WHAT THE EXERCISE ASKS: Transcribe all of the records word for word, but omit the pictures.

[Stored dataset items]

= = = = =

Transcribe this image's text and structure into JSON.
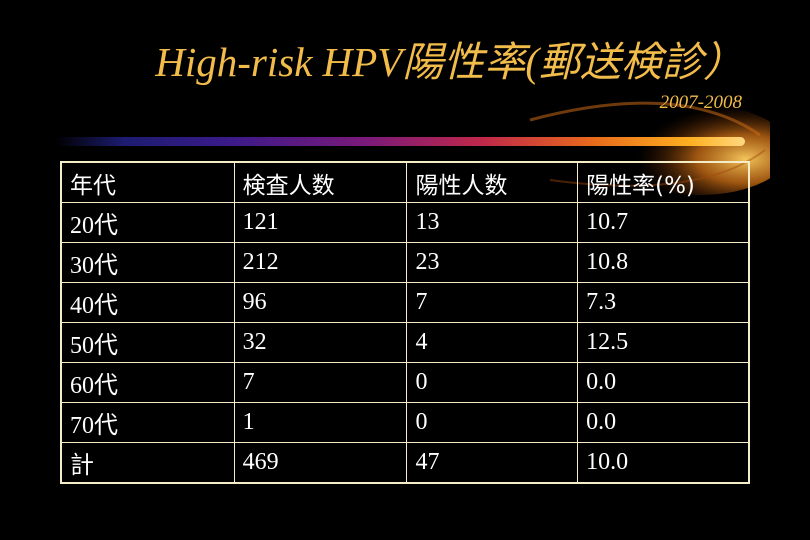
{
  "slide": {
    "title": "High-risk HPV陽性率(郵送検診）",
    "subtitle": "2007-2008"
  },
  "table": {
    "headers": [
      "年代",
      "検査人数",
      "陽性人数",
      "陽性率(%)"
    ],
    "rows": [
      [
        "20代",
        "121",
        "13",
        "10.7"
      ],
      [
        "30代",
        "212",
        "23",
        "10.8"
      ],
      [
        "40代",
        "96",
        "7",
        "7.3"
      ],
      [
        "50代",
        "32",
        "4",
        "12.5"
      ],
      [
        "60代",
        "7",
        "0",
        "0.0"
      ],
      [
        "70代",
        "1",
        "0",
        "0.0"
      ],
      [
        "計",
        "469",
        "47",
        "10.0"
      ]
    ]
  },
  "colors": {
    "background": "#000000",
    "title": "#f2bc4a",
    "table_text": "#ffffff",
    "table_border": "#f5ecc8"
  }
}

= = = = =

TASK RESULT:
Transcribe this image's text and structure into JSON.
{
  "slide": {
    "title": "High-risk HPV陽性率(郵送検診）",
    "subtitle": "2007-2008"
  },
  "table": {
    "headers": [
      "年代",
      "検査人数",
      "陽性人数",
      "陽性率(%)"
    ],
    "rows": [
      [
        "20代",
        "121",
        "13",
        "10.7"
      ],
      [
        "30代",
        "212",
        "23",
        "10.8"
      ],
      [
        "40代",
        "96",
        "7",
        "7.3"
      ],
      [
        "50代",
        "32",
        "4",
        "12.5"
      ],
      [
        "60代",
        "7",
        "0",
        "0.0"
      ],
      [
        "70代",
        "1",
        "0",
        "0.0"
      ],
      [
        "計",
        "469",
        "47",
        "10.0"
      ]
    ]
  },
  "colors": {
    "background": "#000000",
    "title": "#f2bc4a",
    "table_text": "#ffffff",
    "table_border": "#f5ecc8"
  }
}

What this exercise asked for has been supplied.